↓↓↓

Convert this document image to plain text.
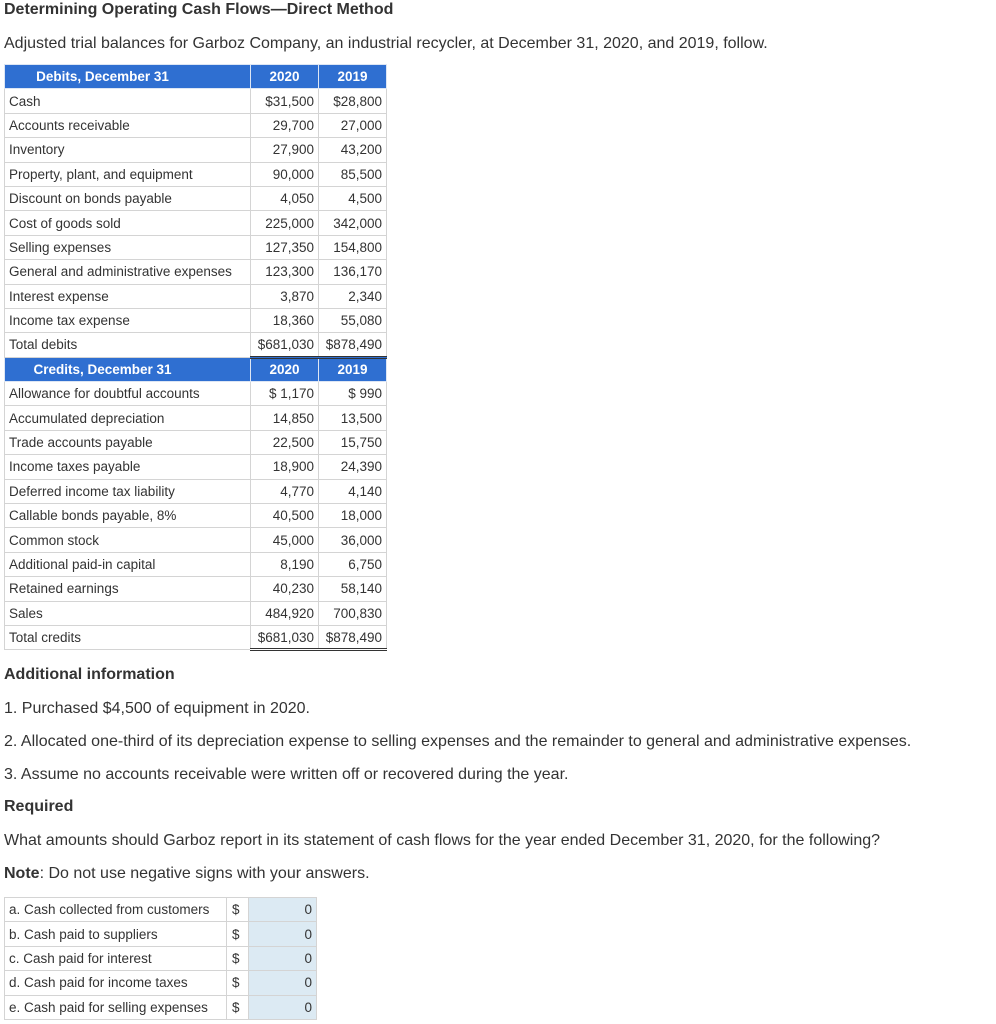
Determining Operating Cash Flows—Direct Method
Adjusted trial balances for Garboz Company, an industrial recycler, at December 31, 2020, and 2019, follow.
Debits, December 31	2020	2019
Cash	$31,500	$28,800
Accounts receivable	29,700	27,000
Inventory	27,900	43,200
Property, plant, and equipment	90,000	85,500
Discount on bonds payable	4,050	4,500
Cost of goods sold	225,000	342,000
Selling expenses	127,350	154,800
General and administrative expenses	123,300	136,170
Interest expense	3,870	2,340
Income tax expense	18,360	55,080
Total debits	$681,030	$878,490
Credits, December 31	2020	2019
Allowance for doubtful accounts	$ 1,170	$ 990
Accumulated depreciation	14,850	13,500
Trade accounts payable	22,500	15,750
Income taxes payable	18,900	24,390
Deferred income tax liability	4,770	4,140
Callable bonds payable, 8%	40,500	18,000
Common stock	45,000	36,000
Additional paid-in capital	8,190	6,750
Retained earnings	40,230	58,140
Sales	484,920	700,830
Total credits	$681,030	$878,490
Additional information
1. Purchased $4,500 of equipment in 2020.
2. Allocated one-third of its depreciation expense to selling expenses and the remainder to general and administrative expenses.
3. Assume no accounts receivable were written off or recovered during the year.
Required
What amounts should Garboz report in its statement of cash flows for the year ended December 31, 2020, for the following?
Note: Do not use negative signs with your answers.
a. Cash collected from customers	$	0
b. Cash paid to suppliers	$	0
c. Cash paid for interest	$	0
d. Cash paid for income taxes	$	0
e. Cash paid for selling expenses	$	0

↑↑↑

**PROBLEM TO WORK ON:**
How many of the lines above hold "depreciation"? Answer with only the number.

**SOLUTION:**
2